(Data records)
"""

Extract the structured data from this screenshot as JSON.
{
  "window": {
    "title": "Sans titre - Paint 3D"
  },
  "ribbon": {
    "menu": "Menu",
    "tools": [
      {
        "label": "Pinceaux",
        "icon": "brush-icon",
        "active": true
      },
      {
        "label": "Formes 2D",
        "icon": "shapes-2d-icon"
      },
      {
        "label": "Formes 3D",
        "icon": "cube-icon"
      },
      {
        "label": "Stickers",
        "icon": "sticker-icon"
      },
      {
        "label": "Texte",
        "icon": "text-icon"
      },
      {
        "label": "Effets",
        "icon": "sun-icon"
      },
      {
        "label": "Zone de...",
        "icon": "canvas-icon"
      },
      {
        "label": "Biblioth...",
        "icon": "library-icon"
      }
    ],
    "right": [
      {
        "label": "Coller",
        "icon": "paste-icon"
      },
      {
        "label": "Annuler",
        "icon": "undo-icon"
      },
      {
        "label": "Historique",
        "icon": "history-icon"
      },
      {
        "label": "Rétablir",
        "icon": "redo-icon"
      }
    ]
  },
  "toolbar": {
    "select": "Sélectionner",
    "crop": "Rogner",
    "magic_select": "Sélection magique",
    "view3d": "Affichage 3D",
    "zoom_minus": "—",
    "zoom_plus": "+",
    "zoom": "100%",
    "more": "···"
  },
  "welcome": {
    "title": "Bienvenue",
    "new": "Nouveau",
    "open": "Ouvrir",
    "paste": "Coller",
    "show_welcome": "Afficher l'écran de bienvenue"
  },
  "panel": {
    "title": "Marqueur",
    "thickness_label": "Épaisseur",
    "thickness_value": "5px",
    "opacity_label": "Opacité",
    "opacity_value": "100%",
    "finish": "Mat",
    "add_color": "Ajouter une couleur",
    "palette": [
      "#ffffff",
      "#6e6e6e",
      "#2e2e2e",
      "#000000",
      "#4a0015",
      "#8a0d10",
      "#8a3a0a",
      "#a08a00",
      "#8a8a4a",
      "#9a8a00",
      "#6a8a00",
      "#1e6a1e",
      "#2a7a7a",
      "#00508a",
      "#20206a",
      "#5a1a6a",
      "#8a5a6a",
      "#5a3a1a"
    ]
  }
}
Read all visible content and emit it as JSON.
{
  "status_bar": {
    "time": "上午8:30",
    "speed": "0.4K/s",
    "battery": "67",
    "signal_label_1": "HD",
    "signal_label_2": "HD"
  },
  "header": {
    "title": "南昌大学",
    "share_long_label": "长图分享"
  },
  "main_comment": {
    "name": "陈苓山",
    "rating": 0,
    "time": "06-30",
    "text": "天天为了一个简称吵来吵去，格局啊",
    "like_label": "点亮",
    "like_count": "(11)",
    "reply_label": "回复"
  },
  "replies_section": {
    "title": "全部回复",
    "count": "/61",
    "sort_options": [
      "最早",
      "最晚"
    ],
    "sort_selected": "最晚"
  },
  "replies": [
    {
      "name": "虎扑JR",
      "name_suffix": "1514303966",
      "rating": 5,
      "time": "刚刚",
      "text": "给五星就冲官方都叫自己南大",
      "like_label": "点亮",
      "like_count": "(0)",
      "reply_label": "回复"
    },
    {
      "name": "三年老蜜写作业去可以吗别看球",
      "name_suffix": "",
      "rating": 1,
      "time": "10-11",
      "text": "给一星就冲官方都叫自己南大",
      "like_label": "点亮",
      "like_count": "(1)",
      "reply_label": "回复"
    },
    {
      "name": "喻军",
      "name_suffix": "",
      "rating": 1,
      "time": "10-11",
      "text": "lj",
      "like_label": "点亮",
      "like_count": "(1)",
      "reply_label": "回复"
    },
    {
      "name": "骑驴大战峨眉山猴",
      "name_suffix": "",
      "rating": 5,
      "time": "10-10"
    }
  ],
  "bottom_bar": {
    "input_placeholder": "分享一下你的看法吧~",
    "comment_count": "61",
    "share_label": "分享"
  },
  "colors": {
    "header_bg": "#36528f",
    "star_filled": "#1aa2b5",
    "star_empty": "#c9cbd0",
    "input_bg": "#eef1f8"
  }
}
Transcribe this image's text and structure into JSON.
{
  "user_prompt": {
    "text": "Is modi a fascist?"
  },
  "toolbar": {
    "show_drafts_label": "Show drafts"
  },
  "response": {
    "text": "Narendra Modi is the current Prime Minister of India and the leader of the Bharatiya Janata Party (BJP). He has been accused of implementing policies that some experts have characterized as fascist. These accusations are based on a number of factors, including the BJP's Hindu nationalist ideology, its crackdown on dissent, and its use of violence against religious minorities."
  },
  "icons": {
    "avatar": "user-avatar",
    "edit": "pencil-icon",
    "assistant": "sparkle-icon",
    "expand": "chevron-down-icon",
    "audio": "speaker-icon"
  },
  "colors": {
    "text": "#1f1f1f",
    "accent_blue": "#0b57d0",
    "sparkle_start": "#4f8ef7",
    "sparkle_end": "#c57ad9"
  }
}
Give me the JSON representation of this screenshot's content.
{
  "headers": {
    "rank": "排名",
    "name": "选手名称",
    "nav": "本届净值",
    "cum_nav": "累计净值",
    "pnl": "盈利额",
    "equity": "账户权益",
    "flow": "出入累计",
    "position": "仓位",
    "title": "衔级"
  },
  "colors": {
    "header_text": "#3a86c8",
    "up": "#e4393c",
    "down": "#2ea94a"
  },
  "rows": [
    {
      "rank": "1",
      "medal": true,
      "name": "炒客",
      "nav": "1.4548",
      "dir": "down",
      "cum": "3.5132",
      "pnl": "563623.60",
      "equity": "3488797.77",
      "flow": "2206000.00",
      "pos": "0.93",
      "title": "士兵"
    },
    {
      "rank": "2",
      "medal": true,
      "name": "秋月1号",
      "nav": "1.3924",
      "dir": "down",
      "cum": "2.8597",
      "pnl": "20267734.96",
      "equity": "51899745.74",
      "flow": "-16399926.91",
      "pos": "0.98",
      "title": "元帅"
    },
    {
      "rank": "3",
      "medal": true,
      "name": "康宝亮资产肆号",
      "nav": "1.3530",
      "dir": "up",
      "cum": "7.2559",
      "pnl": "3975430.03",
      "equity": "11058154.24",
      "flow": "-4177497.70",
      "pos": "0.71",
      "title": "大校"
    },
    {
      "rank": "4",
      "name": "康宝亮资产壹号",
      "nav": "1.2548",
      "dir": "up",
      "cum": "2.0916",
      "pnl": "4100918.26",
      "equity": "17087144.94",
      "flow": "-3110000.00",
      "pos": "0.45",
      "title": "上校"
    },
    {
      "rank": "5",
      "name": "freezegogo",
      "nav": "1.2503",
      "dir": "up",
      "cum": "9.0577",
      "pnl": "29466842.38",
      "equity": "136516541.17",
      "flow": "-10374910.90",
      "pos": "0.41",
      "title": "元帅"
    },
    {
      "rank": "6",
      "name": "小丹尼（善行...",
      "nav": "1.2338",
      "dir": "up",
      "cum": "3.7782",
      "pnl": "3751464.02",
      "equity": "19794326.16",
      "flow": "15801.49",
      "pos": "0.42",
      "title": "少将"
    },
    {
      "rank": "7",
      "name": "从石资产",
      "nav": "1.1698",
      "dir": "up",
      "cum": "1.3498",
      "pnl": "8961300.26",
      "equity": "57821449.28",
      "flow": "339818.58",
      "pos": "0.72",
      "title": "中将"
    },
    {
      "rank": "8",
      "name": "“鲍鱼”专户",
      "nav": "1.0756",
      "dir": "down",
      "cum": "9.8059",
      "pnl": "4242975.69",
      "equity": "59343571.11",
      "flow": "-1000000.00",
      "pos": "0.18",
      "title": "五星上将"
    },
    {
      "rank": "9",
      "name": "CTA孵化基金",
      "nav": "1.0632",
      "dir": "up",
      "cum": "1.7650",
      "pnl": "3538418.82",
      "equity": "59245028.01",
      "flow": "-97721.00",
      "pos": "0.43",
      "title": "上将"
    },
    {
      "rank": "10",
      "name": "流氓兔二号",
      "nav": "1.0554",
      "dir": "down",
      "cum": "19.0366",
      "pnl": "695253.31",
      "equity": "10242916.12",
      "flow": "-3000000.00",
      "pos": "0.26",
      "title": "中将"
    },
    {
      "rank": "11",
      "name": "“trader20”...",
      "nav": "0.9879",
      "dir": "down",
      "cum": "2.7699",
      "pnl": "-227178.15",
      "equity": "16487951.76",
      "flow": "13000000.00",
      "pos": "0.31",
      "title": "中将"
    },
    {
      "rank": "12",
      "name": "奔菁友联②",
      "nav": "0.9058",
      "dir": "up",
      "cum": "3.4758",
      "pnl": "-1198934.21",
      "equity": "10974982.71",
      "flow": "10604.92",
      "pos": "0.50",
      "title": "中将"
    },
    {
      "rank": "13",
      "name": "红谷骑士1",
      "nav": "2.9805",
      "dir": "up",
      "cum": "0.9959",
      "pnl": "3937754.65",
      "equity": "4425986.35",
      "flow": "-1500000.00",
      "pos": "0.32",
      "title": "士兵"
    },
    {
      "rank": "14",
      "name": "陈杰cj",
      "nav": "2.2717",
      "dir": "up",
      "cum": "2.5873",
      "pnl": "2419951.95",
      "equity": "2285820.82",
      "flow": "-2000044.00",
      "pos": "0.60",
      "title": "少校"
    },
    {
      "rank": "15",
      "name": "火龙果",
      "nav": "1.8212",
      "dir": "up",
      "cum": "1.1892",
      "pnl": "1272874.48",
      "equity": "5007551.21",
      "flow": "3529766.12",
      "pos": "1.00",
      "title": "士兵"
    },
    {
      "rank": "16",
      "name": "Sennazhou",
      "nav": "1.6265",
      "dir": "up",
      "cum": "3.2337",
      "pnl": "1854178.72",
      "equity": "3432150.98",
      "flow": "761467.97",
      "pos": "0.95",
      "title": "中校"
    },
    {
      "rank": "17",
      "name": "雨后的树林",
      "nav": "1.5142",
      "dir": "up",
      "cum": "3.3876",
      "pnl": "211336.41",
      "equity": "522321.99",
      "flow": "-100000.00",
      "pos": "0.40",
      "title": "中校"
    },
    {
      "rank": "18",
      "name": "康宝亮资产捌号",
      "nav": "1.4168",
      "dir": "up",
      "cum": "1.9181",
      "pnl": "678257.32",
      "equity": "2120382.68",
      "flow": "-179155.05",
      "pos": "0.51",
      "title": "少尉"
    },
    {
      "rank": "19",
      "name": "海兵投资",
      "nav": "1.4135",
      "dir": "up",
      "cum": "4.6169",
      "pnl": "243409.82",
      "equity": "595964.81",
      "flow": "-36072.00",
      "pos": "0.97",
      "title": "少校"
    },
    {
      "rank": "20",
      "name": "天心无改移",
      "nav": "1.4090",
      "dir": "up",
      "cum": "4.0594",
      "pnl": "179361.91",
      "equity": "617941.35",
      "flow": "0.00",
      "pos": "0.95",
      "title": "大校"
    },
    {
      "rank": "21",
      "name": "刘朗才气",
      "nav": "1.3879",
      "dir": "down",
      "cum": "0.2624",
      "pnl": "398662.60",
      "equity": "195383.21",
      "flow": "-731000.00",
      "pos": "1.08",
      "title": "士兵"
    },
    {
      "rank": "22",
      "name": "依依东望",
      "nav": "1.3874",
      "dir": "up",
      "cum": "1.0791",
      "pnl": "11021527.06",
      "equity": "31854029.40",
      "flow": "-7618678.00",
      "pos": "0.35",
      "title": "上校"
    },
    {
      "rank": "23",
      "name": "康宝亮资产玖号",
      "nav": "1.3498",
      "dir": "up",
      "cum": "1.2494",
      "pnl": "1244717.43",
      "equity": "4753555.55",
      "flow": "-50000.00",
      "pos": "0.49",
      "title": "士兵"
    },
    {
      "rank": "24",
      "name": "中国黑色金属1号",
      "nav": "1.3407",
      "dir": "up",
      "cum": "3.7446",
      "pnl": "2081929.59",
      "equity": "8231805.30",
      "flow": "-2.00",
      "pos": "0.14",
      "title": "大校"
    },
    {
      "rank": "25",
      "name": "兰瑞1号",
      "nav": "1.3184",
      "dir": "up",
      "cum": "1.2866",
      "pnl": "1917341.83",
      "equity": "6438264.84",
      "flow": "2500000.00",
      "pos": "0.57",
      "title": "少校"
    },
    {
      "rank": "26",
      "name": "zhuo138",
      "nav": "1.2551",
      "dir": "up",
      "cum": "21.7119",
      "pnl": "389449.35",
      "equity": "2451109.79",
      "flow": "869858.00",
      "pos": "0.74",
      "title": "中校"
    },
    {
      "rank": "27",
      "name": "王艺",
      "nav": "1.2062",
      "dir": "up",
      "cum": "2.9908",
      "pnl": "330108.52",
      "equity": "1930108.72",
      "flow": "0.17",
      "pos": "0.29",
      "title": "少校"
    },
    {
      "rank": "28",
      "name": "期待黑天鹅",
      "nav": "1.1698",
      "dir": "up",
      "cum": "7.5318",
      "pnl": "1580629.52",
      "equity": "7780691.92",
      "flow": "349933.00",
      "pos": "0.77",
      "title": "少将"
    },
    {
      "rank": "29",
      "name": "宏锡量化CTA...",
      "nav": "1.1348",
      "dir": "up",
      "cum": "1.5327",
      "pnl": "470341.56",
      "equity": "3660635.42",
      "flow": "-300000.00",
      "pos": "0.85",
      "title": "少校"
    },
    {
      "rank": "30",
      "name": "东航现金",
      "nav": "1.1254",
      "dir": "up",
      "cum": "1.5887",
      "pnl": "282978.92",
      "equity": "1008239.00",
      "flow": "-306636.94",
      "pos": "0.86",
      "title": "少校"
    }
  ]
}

"""

| What you have to do |
Go through the records and pull out each line that includes the word "fascist".

| Answer for the task |
    "text": "Is modi a fascist?"
    "text": "Narendra Modi is the current Prime Minister of India and the leader of the Bharatiya Janata Party (BJP). He has been accused of implementing policies that some experts have characterized as fascist. These accusations are based on a number of factors, including the BJP's Hindu nationalist ideology, its crackdown on dissent, and its use of violence against religious minorities."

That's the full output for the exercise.